# Requirement
Every record below should be printed exactly as it appears.
***** Information supplied *****
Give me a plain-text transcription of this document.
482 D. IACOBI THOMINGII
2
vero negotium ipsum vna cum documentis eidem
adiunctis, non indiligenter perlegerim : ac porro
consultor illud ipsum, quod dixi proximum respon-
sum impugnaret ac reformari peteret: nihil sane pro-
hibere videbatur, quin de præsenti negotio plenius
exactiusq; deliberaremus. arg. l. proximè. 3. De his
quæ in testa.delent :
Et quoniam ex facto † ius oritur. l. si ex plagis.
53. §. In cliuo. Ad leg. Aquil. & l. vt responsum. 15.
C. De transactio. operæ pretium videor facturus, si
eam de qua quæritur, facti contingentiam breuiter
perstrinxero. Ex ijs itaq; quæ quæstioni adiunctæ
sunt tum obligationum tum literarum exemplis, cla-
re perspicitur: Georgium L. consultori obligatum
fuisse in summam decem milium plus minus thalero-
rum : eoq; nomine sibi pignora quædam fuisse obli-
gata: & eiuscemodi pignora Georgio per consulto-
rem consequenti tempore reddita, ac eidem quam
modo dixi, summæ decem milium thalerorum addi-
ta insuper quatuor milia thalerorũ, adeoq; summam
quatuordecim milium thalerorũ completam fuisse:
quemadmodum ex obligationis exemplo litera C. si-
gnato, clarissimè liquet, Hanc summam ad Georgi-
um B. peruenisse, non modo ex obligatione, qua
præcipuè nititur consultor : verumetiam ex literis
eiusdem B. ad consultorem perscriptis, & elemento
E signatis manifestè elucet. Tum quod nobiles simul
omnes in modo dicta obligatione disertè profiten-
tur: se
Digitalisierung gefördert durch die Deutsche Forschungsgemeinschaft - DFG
*****
# In response
Give me a plain-text transcription of this document.
482 D. IACOBI THOMINGII
2
vero negotium ipsum vna cum documentis eidem
adiunctis, non indiligenter perlegerim : ac porro
consultor illud ipsum, quod dixi proximum respon-
sum impugnaret ac reformari peteret: nihil sane pro-
hibere videbatur, quin de præsenti negotio plenius
exactiusq; deliberaremus. arg. l. proximè. 3. De his
quæ in testa.delent :
Et quoniam ex facto † ius oritur. l. si ex plagis.
53. §. In cliuo. Ad leg. Aquil. & l. vt responsum. 15.
C. De transactio. operæ pretium videor facturus, si
eam de qua quæritur, facti contingentiam breuiter
perstrinxero. Ex ijs itaq; quæ quæstioni adiunctæ
sunt tum obligationum tum literarum exemplis, cla-
re perspicitur: Georgium L. consultori obligatum
fuisse in summam decem milium plus minus thalero-
rum : eoq; nomine sibi pignora quædam fuisse obli-
gata: & eiuscemodi pignora Georgio per consulto-
rem consequenti tempore reddita, ac eidem quam
modo dixi, summæ decem milium thalerorum addi-
ta insuper quatuor milia thalerorũ, adeoq; summam
quatuordecim milium thalerorũ completam fuisse:
quemadmodum ex obligationis exemplo litera C. si-
gnato, clarissimè liquet, Hanc summam ad Georgi-
um B. peruenisse, non modo ex obligatione, qua
præcipuè nititur consultor : verumetiam ex literis
eiusdem B. ad consultorem perscriptis, & elemento
E signatis manifestè elucet. Tum quod nobiles simul
omnes in modo dicta obligatione disertè profiten-
tur: se
Digitalisierung gefördert durch die Deutsche Forschungsgemeinschaft - DFG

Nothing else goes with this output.